### TASK
Print all of the data exactly as written.
*** GIVEN ENTRIES ***
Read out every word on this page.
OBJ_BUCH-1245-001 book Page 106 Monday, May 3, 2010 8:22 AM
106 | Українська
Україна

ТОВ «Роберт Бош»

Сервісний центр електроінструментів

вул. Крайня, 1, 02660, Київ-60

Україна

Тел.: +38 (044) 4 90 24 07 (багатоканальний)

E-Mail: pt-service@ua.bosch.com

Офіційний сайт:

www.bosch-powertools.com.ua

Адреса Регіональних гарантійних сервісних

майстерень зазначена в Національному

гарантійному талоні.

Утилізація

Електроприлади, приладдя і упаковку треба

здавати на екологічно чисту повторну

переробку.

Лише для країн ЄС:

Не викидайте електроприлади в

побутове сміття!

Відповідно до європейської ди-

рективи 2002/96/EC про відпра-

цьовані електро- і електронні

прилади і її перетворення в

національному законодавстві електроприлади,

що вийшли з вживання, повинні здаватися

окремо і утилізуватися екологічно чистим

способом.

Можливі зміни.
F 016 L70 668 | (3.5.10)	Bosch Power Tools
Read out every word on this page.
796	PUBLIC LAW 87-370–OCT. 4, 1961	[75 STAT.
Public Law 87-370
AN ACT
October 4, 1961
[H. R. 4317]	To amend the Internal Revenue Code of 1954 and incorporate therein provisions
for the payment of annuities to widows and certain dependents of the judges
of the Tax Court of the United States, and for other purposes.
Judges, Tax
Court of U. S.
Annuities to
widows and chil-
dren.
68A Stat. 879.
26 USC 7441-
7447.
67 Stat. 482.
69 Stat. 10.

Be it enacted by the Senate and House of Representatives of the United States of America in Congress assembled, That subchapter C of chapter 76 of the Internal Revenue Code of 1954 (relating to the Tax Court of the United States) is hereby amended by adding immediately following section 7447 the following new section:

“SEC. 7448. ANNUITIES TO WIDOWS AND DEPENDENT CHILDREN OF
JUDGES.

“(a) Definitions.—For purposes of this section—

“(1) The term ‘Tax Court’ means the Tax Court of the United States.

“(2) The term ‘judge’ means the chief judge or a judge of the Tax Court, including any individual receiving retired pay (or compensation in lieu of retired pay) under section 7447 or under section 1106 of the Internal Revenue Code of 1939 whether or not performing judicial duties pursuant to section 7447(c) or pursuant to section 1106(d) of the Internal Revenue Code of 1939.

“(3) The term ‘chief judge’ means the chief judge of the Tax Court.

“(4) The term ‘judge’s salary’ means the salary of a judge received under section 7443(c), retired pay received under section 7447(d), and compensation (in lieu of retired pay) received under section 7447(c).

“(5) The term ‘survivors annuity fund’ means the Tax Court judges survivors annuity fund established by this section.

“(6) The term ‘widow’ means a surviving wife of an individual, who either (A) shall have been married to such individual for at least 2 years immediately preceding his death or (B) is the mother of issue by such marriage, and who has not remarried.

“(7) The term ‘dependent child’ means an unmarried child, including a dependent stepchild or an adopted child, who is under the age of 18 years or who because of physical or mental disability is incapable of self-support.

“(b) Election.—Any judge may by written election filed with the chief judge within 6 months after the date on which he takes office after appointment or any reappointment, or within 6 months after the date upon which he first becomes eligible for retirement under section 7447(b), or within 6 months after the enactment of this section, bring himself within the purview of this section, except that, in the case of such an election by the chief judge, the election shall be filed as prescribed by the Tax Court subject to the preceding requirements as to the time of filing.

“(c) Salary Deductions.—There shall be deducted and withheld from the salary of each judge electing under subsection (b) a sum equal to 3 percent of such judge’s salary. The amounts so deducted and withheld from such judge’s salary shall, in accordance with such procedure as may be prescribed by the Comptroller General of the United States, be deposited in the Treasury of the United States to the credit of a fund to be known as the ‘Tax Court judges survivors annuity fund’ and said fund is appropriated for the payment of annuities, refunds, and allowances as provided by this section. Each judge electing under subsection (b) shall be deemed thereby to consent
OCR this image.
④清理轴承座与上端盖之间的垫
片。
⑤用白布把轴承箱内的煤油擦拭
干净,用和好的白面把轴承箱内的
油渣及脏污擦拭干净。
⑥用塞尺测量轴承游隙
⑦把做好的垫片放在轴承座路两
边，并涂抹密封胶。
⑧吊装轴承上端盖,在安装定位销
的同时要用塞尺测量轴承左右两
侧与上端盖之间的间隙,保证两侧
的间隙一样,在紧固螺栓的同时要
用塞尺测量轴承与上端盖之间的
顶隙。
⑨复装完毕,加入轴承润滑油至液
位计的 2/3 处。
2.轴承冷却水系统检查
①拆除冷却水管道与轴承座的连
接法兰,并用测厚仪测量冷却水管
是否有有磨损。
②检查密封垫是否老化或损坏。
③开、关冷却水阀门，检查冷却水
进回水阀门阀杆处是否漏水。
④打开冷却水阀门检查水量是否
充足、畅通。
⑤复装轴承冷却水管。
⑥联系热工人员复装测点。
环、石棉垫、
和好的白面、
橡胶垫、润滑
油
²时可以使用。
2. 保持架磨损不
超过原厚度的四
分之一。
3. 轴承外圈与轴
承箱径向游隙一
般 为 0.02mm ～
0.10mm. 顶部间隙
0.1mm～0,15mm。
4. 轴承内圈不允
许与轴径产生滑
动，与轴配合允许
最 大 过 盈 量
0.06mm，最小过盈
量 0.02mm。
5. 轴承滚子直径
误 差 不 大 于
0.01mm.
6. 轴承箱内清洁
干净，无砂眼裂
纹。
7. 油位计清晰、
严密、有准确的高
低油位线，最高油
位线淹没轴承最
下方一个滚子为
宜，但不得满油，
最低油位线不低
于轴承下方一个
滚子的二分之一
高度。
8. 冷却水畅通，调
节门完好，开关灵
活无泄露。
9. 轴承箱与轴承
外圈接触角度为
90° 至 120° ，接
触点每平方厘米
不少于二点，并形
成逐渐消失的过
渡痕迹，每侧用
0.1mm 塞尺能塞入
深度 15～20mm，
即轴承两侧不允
***
### RESPONSE
Read out every word on this page.
OBJ_BUCH-1245-001 book Page 106 Monday, May 3, 2010 8:22 AM
106 | Українська
Україна

ТОВ «Роберт Бош»

Сервісний центр електроінструментів

вул. Крайня, 1, 02660, Київ-60

Україна

Тел.: +38 (044) 4 90 24 07 (багатоканальний)

E-Mail: pt-service@ua.bosch.com

Офіційний сайт:

www.bosch-powertools.com.ua

Адреса Регіональних гарантійних сервісних

майстерень зазначена в Національному

гарантійному талоні.

Утилізація

Електроприлади, приладдя і упаковку треба

здавати на екологічно чисту повторну

переробку.

Лише для країн ЄС:

Не викидайте електроприлади в

побутове сміття!

Відповідно до європейської ди-

рективи 2002/96/EC про відпра-

цьовані електро- і електронні

прилади і її перетворення в

національному законодавстві електроприлади,

що вийшли з вживання, повинні здаватися

окремо і утилізуватися екологічно чистим

способом.

Можливі зміни.
F 016 L70 668 | (3.5.10)	Bosch Power Tools
Read out every word on this page.
796	PUBLIC LAW 87-370–OCT. 4, 1961	[75 STAT.
Public Law 87-370
AN ACT
October 4, 1961
[H. R. 4317]	To amend the Internal Revenue Code of 1954 and incorporate therein provisions
for the payment of annuities to widows and certain dependents of the judges
of the Tax Court of the United States, and for other purposes.
Judges, Tax
Court of U. S.
Annuities to
widows and chil-
dren.
68A Stat. 879.
26 USC 7441-
7447.
67 Stat. 482.
69 Stat. 10.

Be it enacted by the Senate and House of Representatives of the United States of America in Congress assembled, That subchapter C of chapter 76 of the Internal Revenue Code of 1954 (relating to the Tax Court of the United States) is hereby amended by adding immediately following section 7447 the following new section:

“SEC. 7448. ANNUITIES TO WIDOWS AND DEPENDENT CHILDREN OF
JUDGES.

“(a) Definitions.—For purposes of this section—

“(1) The term ‘Tax Court’ means the Tax Court of the United States.

“(2) The term ‘judge’ means the chief judge or a judge of the Tax Court, including any individual receiving retired pay (or compensation in lieu of retired pay) under section 7447 or under section 1106 of the Internal Revenue Code of 1939 whether or not performing judicial duties pursuant to section 7447(c) or pursuant to section 1106(d) of the Internal Revenue Code of 1939.

“(3) The term ‘chief judge’ means the chief judge of the Tax Court.

“(4) The term ‘judge’s salary’ means the salary of a judge received under section 7443(c), retired pay received under section 7447(d), and compensation (in lieu of retired pay) received under section 7447(c).

“(5) The term ‘survivors annuity fund’ means the Tax Court judges survivors annuity fund established by this section.

“(6) The term ‘widow’ means a surviving wife of an individual, who either (A) shall have been married to such individual for at least 2 years immediately preceding his death or (B) is the mother of issue by such marriage, and who has not remarried.

“(7) The term ‘dependent child’ means an unmarried child, including a dependent stepchild or an adopted child, who is under the age of 18 years or who because of physical or mental disability is incapable of self-support.

“(b) Election.—Any judge may by written election filed with the chief judge within 6 months after the date on which he takes office after appointment or any reappointment, or within 6 months after the date upon which he first becomes eligible for retirement under section 7447(b), or within 6 months after the enactment of this section, bring himself within the purview of this section, except that, in the case of such an election by the chief judge, the election shall be filed as prescribed by the Tax Court subject to the preceding requirements as to the time of filing.

“(c) Salary Deductions.—There shall be deducted and withheld from the salary of each judge electing under subsection (b) a sum equal to 3 percent of such judge’s salary. The amounts so deducted and withheld from such judge’s salary shall, in accordance with such procedure as may be prescribed by the Comptroller General of the United States, be deposited in the Treasury of the United States to the credit of a fund to be known as the ‘Tax Court judges survivors annuity fund’ and said fund is appropriated for the payment of annuities, refunds, and allowances as provided by this section. Each judge electing under subsection (b) shall be deemed thereby to consent
OCR this image.
④清理轴承座与上端盖之间的垫
片。
⑤用白布把轴承箱内的煤油擦拭
干净,用和好的白面把轴承箱内的
油渣及脏污擦拭干净。
⑥用塞尺测量轴承游隙
⑦把做好的垫片放在轴承座路两
边，并涂抹密封胶。
⑧吊装轴承上端盖,在安装定位销
的同时要用塞尺测量轴承左右两
侧与上端盖之间的间隙,保证两侧
的间隙一样,在紧固螺栓的同时要
用塞尺测量轴承与上端盖之间的
顶隙。
⑨复装完毕,加入轴承润滑油至液
位计的 2/3 处。
2.轴承冷却水系统检查
①拆除冷却水管道与轴承座的连
接法兰,并用测厚仪测量冷却水管
是否有有磨损。
②检查密封垫是否老化或损坏。
③开、关冷却水阀门，检查冷却水
进回水阀门阀杆处是否漏水。
④打开冷却水阀门检查水量是否
充足、畅通。
⑤复装轴承冷却水管。
⑥联系热工人员复装测点。
环、石棉垫、
和好的白面、
橡胶垫、润滑
油
²时可以使用。
2. 保持架磨损不
超过原厚度的四
分之一。
3. 轴承外圈与轴
承箱径向游隙一
般 为 0.02mm ～
0.10mm. 顶部间隙
0.1mm～0,15mm。
4. 轴承内圈不允
许与轴径产生滑
动，与轴配合允许
最 大 过 盈 量
0.06mm，最小过盈
量 0.02mm。
5. 轴承滚子直径
误 差 不 大 于
0.01mm.
6. 轴承箱内清洁
干净，无砂眼裂
纹。
7. 油位计清晰、
严密、有准确的高
低油位线，最高油
位线淹没轴承最
下方一个滚子为
宜，但不得满油，
最低油位线不低
于轴承下方一个
滚子的二分之一
高度。
8. 冷却水畅通，调
节门完好，开关灵
活无泄露。
9. 轴承箱与轴承
外圈接触角度为
90° 至 120° ，接
触点每平方厘米
不少于二点，并形
成逐渐消失的过
渡痕迹，每侧用
0.1mm 塞尺能塞入
深度 15～20mm，
即轴承两侧不允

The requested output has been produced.